** START Entries provided **

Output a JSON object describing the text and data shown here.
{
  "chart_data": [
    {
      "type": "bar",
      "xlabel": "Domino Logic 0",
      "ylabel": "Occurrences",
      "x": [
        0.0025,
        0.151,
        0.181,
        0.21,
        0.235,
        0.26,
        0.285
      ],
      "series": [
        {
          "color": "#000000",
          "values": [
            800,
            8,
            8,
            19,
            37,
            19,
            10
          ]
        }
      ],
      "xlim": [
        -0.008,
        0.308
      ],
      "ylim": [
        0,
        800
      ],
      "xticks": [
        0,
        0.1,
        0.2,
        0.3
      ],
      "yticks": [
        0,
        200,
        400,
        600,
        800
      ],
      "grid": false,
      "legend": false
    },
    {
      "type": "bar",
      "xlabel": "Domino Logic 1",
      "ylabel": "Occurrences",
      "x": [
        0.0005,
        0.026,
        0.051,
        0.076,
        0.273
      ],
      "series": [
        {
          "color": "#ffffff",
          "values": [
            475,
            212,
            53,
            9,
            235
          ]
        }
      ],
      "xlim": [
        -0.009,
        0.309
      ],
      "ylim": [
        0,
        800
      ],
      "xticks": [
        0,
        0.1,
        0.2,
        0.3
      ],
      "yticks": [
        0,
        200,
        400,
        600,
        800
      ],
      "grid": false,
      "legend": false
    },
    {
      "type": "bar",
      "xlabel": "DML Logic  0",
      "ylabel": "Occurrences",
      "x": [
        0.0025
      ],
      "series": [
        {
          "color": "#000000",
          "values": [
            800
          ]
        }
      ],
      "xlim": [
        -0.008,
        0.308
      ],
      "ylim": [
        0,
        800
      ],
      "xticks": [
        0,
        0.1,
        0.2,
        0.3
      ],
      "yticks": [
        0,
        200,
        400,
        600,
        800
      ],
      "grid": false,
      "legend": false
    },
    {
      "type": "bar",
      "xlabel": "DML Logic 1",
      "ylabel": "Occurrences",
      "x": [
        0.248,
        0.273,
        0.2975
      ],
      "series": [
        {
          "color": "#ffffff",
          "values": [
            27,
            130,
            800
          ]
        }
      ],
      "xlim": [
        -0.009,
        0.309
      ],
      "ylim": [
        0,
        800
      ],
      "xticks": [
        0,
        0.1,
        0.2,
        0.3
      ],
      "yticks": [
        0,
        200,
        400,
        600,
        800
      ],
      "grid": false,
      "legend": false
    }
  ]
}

** END Entries provided **

▶ **What is required**
Restate the listing in full, word for word.

▶ **Result for this task**
Output a JSON object describing the text and data shown here.
{
  "chart_data": [
    {
      "type": "bar",
      "xlabel": "Domino Logic 0",
      "ylabel": "Occurrences",
      "x": [
        0.0025,
        0.151,
        0.181,
        0.21,
        0.235,
        0.26,
        0.285
      ],
      "series": [
        {
          "color": "#000000",
          "values": [
            800,
            8,
            8,
            19,
            37,
            19,
            10
          ]
        }
      ],
      "xlim": [
        -0.008,
        0.308
      ],
      "ylim": [
        0,
        800
      ],
      "xticks": [
        0,
        0.1,
        0.2,
        0.3
      ],
      "yticks": [
        0,
        200,
        400,
        600,
        800
      ],
      "grid": false,
      "legend": false
    },
    {
      "type": "bar",
      "xlabel": "Domino Logic 1",
      "ylabel": "Occurrences",
      "x": [
        0.0005,
        0.026,
        0.051,
        0.076,
        0.273
      ],
      "series": [
        {
          "color": "#ffffff",
          "values": [
            475,
            212,
            53,
            9,
            235
          ]
        }
      ],
      "xlim": [
        -0.009,
        0.309
      ],
      "ylim": [
        0,
        800
      ],
      "xticks": [
        0,
        0.1,
        0.2,
        0.3
      ],
      "yticks": [
        0,
        200,
        400,
        600,
        800
      ],
      "grid": false,
      "legend": false
    },
    {
      "type": "bar",
      "xlabel": "DML Logic  0",
      "ylabel": "Occurrences",
      "x": [
        0.0025
      ],
      "series": [
        {
          "color": "#000000",
          "values": [
            800
          ]
        }
      ],
      "xlim": [
        -0.008,
        0.308
      ],
      "ylim": [
        0,
        800
      ],
      "xticks": [
        0,
        0.1,
        0.2,
        0.3
      ],
      "yticks": [
        0,
        200,
        400,
        600,
        800
      ],
      "grid": false,
      "legend": false
    },
    {
      "type": "bar",
      "xlabel": "DML Logic 1",
      "ylabel": "Occurrences",
      "x": [
        0.248,
        0.273,
        0.2975
      ],
      "series": [
        {
          "color": "#ffffff",
          "values": [
            27,
            130,
            800
          ]
        }
      ],
      "xlim": [
        -0.009,
        0.309
      ],
      "ylim": [
        0,
        800
      ],
      "xticks": [
        0,
        0.1,
        0.2,
        0.3
      ],
      "yticks": [
        0,
        200,
        400,
        600,
        800
      ],
      "grid": false,
      "legend": false
    }
  ]
}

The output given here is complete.